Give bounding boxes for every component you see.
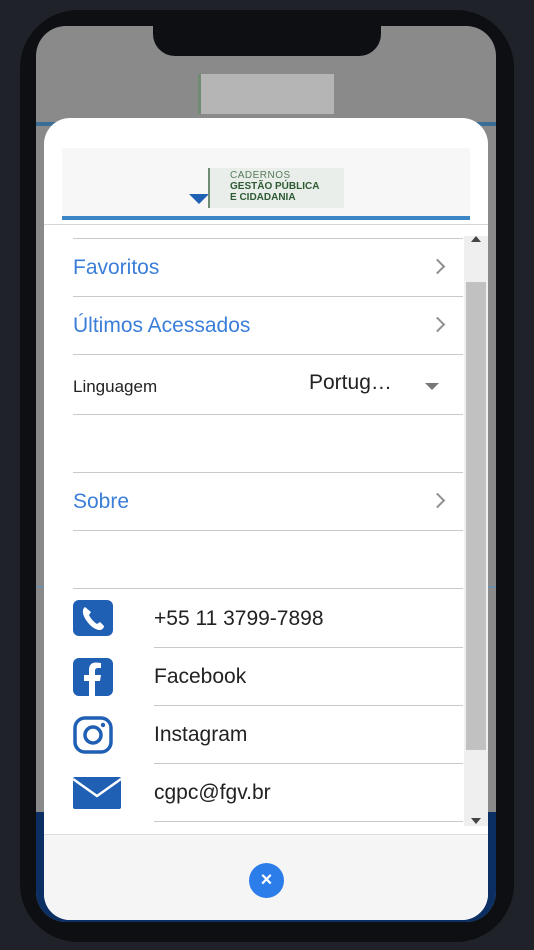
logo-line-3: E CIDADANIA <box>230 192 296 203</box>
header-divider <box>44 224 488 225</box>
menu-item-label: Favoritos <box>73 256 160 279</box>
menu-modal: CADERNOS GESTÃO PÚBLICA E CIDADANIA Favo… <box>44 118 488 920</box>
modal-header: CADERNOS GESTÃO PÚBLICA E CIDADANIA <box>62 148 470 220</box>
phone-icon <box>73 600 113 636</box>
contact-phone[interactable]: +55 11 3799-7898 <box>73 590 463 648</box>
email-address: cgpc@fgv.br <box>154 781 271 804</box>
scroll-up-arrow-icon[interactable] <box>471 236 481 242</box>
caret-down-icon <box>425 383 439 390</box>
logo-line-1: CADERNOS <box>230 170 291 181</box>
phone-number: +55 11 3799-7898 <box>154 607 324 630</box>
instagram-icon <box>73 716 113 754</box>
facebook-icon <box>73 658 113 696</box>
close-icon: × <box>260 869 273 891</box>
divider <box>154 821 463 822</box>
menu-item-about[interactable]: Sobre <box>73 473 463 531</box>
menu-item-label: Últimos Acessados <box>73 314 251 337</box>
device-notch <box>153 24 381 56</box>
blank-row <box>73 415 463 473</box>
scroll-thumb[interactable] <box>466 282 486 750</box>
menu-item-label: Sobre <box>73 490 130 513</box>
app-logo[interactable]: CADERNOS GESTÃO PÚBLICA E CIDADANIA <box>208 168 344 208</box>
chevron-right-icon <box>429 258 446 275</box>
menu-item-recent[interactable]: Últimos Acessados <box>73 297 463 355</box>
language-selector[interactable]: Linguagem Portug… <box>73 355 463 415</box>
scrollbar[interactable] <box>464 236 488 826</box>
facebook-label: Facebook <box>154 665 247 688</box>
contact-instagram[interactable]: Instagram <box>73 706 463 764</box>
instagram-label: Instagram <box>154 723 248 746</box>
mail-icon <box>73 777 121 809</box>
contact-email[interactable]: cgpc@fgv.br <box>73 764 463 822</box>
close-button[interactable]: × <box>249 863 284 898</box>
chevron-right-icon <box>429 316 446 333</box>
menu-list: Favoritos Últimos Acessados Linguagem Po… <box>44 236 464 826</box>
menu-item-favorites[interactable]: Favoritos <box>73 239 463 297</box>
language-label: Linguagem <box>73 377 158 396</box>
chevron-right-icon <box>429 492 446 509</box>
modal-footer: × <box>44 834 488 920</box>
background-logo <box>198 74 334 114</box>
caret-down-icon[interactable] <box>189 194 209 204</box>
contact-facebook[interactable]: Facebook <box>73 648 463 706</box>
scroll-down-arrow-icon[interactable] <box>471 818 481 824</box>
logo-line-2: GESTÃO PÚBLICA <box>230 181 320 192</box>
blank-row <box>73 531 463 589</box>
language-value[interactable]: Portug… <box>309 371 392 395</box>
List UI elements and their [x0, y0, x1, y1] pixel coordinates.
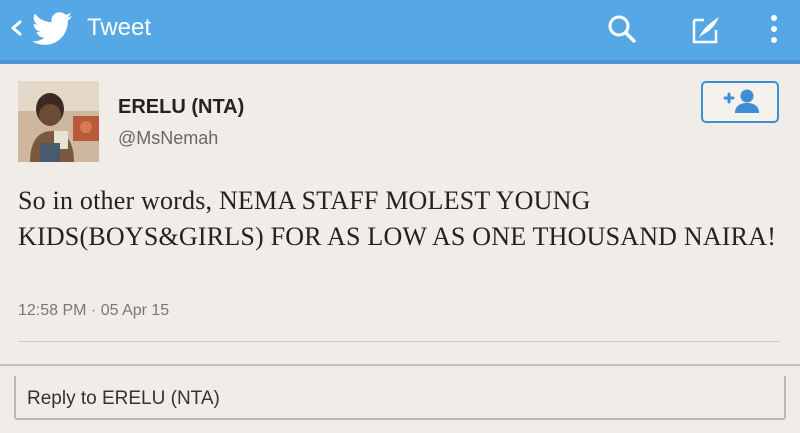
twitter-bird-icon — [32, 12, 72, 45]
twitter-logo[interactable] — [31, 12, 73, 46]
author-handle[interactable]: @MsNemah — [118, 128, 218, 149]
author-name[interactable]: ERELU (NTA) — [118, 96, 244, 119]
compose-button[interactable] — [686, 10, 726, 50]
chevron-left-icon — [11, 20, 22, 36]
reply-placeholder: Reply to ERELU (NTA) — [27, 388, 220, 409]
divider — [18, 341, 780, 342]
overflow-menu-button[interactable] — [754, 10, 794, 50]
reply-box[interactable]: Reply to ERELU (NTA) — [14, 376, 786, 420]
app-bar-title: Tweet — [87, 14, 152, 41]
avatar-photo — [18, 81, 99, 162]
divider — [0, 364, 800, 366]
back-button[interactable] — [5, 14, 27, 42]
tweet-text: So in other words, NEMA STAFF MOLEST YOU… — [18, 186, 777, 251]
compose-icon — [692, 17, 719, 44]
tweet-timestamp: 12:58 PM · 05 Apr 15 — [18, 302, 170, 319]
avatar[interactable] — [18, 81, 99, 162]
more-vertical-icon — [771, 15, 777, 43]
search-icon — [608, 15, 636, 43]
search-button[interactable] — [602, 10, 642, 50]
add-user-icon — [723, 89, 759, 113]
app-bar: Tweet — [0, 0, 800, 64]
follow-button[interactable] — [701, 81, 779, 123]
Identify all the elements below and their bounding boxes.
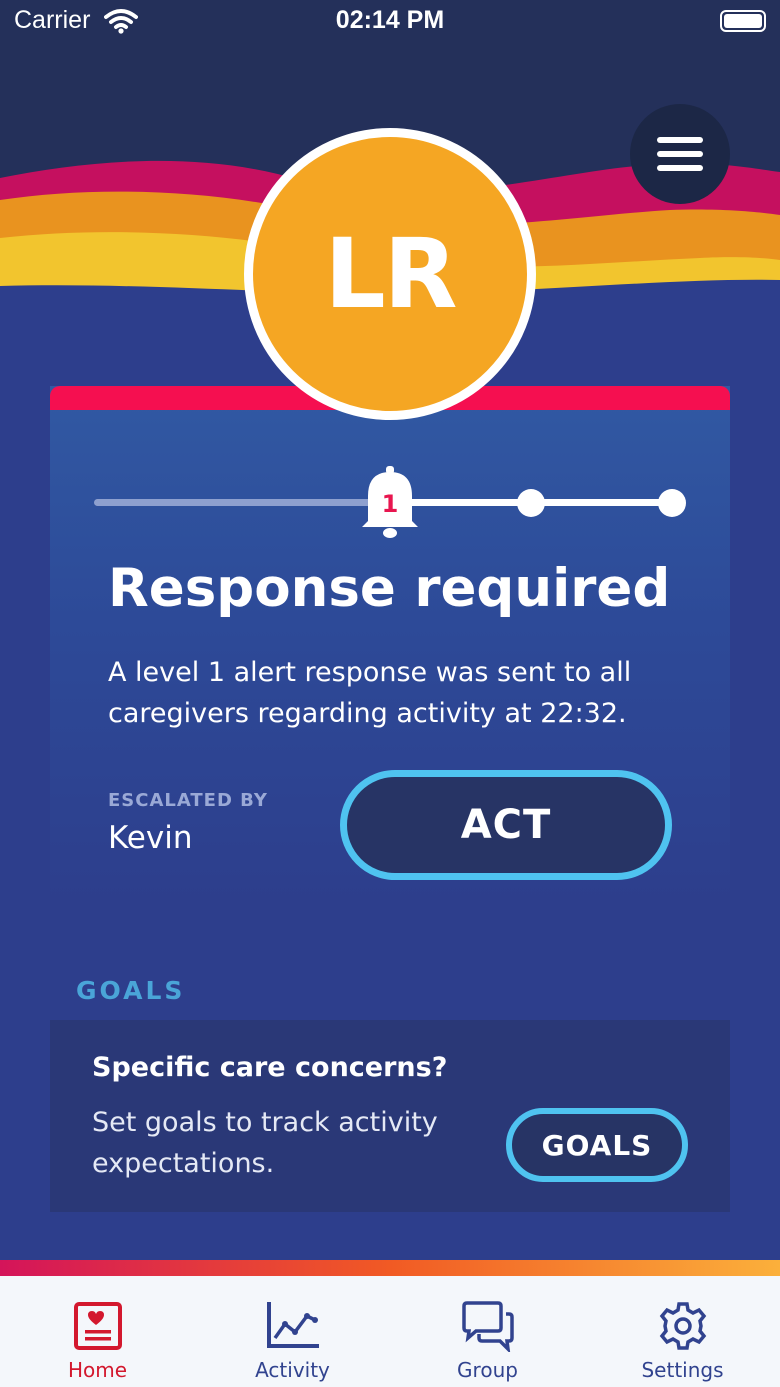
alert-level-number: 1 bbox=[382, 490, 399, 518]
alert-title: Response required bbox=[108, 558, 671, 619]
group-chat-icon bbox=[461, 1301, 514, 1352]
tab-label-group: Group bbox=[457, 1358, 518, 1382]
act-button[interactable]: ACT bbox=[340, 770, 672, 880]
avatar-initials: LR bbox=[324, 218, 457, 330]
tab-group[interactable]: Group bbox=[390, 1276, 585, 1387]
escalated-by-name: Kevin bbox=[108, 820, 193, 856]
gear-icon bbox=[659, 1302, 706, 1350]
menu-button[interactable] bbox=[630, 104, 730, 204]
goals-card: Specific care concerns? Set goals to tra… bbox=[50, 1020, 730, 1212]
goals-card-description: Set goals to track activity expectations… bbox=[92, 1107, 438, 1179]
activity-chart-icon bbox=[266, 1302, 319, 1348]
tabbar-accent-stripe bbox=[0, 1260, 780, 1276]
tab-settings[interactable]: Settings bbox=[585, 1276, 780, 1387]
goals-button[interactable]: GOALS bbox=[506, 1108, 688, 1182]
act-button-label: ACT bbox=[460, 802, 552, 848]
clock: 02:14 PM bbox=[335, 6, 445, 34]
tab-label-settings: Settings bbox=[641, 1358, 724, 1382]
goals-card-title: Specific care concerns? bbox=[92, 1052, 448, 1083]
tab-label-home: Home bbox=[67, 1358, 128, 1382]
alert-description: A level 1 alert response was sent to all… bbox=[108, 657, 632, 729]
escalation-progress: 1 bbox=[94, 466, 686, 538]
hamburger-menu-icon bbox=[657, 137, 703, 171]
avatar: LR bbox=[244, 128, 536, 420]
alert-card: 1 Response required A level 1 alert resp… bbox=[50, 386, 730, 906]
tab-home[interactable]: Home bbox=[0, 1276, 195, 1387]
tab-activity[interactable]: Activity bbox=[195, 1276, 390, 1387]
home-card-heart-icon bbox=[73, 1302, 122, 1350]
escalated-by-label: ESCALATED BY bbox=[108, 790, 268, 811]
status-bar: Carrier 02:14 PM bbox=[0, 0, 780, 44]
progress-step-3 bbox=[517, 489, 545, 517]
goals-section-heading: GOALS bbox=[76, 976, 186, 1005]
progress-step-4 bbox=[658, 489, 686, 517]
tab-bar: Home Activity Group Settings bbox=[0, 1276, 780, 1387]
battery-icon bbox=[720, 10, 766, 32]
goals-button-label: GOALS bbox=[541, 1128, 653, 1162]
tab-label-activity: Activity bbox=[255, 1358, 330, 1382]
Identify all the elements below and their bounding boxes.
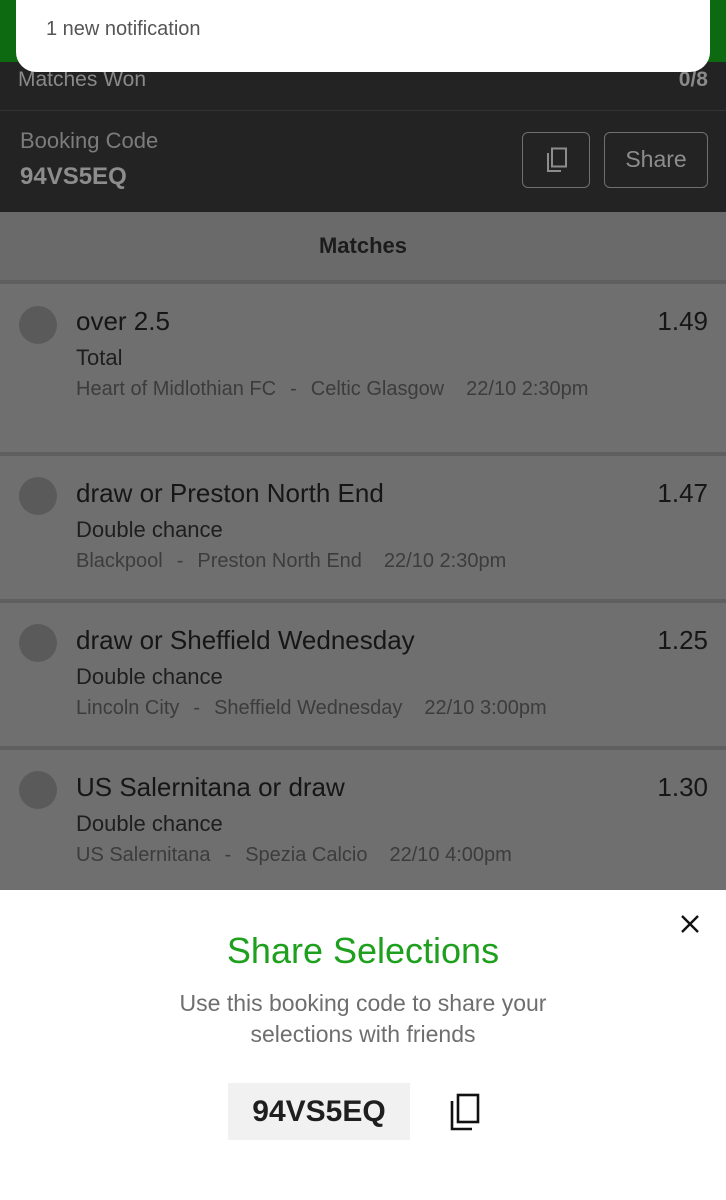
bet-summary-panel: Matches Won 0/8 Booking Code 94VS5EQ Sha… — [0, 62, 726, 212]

• **WORK TO DO**
Which lines in the material above contain the string "right", with case counting? Copy each such line in full.

• **ANSWER TO THIS PROBLEM**
chevron-right-icon <box>429 258 446 275</box>
chevron-right-icon <box>429 316 446 333</box>
chevron-right-icon <box>429 492 446 509</box>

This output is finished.